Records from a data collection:
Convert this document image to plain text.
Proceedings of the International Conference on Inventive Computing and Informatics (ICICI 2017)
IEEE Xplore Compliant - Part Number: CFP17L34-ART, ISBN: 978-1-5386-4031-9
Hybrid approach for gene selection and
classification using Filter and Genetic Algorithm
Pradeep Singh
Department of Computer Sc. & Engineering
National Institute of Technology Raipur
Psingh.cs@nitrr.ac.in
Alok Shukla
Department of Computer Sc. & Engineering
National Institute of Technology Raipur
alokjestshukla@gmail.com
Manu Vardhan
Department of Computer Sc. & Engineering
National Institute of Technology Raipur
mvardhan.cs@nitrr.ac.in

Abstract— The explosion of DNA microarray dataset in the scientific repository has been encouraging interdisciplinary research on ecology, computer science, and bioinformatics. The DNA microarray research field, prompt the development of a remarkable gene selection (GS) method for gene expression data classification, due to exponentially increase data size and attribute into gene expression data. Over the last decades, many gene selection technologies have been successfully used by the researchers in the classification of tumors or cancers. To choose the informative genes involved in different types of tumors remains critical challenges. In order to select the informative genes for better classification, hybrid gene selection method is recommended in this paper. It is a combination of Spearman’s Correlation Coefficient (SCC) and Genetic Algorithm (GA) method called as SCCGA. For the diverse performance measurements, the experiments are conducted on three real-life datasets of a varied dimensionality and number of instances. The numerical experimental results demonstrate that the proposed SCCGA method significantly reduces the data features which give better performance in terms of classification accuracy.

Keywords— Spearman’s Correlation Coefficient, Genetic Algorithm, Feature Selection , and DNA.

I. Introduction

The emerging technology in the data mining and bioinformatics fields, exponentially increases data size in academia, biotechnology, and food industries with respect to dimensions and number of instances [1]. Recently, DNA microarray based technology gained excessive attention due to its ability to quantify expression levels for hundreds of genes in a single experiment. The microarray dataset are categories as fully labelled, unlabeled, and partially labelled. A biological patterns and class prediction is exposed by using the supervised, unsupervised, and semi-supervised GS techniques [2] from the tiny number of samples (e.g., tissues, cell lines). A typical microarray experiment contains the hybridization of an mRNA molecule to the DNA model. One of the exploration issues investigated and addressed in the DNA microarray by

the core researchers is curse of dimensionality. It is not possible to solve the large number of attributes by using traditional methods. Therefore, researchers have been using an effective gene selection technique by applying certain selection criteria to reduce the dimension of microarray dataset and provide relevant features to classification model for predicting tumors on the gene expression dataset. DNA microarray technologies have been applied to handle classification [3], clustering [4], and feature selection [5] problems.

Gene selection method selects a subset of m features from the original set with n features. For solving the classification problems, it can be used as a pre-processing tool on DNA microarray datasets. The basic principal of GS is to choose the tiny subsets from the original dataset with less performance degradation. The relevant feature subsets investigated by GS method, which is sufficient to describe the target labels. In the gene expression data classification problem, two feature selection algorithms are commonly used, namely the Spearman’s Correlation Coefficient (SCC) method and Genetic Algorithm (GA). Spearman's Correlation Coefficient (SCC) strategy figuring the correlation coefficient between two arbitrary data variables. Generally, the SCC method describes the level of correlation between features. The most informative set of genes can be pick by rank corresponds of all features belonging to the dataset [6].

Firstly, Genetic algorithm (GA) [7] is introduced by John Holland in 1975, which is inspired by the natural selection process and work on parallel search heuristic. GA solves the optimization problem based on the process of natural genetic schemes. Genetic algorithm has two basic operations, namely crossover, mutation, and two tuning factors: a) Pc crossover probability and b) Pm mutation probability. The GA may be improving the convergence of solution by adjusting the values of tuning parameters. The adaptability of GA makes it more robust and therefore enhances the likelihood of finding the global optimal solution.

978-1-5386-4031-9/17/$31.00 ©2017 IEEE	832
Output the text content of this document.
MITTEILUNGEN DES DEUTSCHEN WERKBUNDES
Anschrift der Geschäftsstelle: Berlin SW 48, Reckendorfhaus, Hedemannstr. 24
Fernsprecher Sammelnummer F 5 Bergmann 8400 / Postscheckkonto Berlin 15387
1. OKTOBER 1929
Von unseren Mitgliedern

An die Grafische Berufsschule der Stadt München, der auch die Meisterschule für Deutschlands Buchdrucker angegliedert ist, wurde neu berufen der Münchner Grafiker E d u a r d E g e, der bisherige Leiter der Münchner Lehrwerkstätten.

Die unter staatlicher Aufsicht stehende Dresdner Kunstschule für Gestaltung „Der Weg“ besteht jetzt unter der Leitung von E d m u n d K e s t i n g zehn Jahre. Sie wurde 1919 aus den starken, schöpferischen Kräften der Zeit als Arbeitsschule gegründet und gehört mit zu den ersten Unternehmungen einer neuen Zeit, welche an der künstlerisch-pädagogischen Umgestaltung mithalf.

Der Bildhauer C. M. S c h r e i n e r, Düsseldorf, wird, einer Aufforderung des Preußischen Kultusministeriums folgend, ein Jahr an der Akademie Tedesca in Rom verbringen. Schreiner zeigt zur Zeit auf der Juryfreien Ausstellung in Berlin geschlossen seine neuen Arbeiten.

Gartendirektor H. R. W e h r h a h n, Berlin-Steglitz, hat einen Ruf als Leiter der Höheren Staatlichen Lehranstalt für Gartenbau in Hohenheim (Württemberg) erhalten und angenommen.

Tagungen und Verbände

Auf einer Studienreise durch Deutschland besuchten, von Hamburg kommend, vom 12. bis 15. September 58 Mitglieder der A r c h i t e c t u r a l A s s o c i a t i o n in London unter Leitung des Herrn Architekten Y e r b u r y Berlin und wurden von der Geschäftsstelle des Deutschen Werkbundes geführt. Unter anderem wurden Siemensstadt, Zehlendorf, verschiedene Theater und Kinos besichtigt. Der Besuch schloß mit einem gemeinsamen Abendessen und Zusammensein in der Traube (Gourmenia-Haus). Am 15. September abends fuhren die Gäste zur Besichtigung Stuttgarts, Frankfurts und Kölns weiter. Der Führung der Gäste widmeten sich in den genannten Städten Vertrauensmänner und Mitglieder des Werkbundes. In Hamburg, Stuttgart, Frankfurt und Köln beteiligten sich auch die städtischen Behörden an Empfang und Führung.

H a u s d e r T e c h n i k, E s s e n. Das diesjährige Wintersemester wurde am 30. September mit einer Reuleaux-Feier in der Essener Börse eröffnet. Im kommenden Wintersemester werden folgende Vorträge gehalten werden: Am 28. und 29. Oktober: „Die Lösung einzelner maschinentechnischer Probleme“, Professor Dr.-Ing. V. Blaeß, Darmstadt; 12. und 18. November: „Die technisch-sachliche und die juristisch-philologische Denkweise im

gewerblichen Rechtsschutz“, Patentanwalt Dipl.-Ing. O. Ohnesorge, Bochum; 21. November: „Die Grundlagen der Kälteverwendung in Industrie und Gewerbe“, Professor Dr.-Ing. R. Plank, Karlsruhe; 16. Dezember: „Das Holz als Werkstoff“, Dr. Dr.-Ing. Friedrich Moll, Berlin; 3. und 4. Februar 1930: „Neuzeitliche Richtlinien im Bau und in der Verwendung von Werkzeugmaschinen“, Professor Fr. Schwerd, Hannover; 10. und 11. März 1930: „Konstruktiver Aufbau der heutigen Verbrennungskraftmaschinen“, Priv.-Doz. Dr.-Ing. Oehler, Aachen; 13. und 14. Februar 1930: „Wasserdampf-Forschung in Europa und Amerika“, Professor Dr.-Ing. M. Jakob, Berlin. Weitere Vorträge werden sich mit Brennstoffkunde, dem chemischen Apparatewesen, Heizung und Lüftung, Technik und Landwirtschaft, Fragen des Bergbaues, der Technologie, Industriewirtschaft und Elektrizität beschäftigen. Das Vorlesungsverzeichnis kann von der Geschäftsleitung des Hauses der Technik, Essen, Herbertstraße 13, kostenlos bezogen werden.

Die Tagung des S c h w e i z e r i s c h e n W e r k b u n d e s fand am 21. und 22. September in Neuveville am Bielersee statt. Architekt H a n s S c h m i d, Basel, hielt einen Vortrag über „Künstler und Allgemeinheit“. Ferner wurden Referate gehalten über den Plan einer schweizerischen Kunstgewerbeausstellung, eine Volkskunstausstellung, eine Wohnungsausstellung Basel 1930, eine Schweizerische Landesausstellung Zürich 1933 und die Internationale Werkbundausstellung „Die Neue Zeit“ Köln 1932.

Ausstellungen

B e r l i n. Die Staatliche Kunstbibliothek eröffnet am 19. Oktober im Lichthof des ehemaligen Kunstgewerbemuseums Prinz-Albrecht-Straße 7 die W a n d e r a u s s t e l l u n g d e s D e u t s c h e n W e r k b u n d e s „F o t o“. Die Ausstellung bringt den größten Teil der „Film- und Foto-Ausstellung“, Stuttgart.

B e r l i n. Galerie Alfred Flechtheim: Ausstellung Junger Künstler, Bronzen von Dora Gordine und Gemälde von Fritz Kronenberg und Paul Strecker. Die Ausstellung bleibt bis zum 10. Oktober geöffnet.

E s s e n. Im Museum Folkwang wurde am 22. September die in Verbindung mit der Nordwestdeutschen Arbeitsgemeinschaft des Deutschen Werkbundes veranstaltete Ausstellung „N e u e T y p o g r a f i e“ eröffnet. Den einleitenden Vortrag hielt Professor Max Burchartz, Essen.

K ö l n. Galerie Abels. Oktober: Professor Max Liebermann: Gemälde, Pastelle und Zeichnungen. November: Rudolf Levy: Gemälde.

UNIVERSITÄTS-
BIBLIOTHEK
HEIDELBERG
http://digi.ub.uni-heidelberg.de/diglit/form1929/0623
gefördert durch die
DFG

--- WORK TO BE COMPLETED ---
Go through the records above, find each line with the string "eröffnet", and copy it.

--- TASK SOLUTION ---
H a u s d e r T e c h n i k, E s s e n. Das diesjährige Wintersemester wurde am 30. September mit einer Reuleaux-Feier in der Essener Börse eröffnet. Im kommenden Wintersemester werden folgende Vorträge gehalten werden: Am 28. und 29. Oktober: „Die Lösung einzelner maschinentechnischer Probleme“, Professor Dr.-Ing. V. Blaeß, Darmstadt; 12. und 18. November: „Die technisch-sachliche und die juristisch-philologische Denkweise im
B e r l i n. Die Staatliche Kunstbibliothek eröffnet am 19. Oktober im Lichthof des ehemaligen Kunstgewerbemuseums Prinz-Albrecht-Straße 7 die W a n d e r a u s s t e l l u n g d e s D e u t s c h e n W e r k b u n d e s „F o t o“. Die Ausstellung bringt den größten Teil der „Film- und Foto-Ausstellung“, Stuttgart.
E s s e n. Im Museum Folkwang wurde am 22. September die in Verbindung mit der Nordwestdeutschen Arbeitsgemeinschaft des Deutschen Werkbundes veranstaltete Ausstellung „N e u e T y p o g r a f i e“ eröffnet. Den einleitenden Vortrag hielt Professor Max Burchartz, Essen.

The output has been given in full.